====== Texto apresentado
"A sua saudade corta como aço de naváia..."

Vó!!!! Que saudades... que saudades... que saudades... tava vindo pra casa e não sei porquê me lembrei da senhora quando eu olhei para as goiabeiras. Depois piorou, porque o céu tava todo colorido e eu lembrei do entardecer que eu via de menina, lá na sua casa... lembra? O sino tocava, da igreja e a senhora dizia, lá do fundo, quase resmungando:
"seis horas..."
Dizia pra quem quisesse ouvir. Amo aquela igrejinha porque olho pra ela e me lembro da minha avó e das missas que a gente assistia quando eu dormia na sua casa. Faz muito tempo e a gente cortava caminho pelo córrego, que hoje não existe. Ali são casas e casas e mais casas. Tô passando agora bem perto da sua casinha, que meu pai quer vender e meu coração está quebrado, mil pedacinhos. Mas eu fico quietinha porque meu pai sabe o que faz... Me desculpe, me perdoe... mas não tive coragem de ir mais lá... eu até iria: plantaria muitas flores, arranjaria uns três cachorros pra encher aquele quintal enorme e um gato, porque gato nunca podia faltar, né? Foi a senhora que me ensinou a chamar gato... e a não encostar nas taturanas porque elas queimam. E a virar as pedras para caçar tatus e rir porque eles viravam bolinhas! Demais sua coragem porque você jogava sal na lesma e ela ficava laranja. Eu adorava assistir a agonia da lesma.
============
====== Itens fornecidos
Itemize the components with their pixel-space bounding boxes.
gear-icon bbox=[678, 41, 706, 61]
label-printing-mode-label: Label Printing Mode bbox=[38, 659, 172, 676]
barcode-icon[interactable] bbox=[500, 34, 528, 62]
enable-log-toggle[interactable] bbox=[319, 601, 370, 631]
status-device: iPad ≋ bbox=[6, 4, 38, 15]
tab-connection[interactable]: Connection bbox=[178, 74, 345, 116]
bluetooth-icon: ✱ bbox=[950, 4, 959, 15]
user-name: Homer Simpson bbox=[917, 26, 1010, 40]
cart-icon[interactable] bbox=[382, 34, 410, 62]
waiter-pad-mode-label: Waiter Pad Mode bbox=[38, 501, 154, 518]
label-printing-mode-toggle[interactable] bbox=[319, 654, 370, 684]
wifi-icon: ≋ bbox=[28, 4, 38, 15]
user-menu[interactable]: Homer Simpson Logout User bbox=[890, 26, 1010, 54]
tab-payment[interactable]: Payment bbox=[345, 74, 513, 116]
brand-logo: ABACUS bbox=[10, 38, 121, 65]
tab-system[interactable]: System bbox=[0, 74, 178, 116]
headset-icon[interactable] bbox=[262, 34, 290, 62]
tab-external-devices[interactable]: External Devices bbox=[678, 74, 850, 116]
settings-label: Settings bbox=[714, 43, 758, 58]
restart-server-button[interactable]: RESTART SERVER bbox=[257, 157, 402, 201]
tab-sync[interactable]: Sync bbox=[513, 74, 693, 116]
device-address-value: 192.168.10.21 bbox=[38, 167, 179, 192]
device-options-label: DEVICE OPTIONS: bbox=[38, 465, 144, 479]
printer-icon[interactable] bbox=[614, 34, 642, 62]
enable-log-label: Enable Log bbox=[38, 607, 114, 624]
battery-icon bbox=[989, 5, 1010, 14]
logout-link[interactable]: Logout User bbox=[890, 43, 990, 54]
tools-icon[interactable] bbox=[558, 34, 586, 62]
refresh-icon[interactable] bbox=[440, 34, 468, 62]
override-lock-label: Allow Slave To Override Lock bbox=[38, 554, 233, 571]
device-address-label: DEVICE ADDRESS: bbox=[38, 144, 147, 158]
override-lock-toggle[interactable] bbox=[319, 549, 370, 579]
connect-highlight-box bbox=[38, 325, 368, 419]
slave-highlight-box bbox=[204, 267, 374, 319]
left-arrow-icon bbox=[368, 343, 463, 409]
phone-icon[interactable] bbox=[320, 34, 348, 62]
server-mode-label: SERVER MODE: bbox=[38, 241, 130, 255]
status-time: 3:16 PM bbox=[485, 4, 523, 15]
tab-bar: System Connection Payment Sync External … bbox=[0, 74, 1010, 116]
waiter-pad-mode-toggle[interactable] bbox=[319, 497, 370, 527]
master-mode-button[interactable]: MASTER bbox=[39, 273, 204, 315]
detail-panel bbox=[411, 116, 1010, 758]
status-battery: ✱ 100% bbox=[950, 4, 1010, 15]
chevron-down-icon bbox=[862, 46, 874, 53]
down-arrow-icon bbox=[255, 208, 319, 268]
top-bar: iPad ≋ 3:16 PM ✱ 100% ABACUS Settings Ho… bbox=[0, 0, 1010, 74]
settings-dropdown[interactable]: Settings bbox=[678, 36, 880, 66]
============
= Problema A =
No texto apresentado, o que a avó dizia quando o sino da igreja tocava?
= Problema B =
Indique se cada afirmação concorda com o texto apresentado, respondendo sim ou não e citando as palavras dele que decidem: (i) o córrego por onde se cortava caminho ainda existe; (ii) o pai quer vender a casinha da avó; (iii) foi a avó quem ensinou a chamar gato.
Os itens têm origem em uma fonte diferente da do texto apresentado.

= Resolução A =
Ela dizia "seis horas...", lá do fundo, quase resmungando.

= Resolução B =
(i) Não: "que hoje não existe".
(ii) Sim: "meu pai quer vender".
(iii) Sim: "Foi a senhora que me ensinou a chamar gato".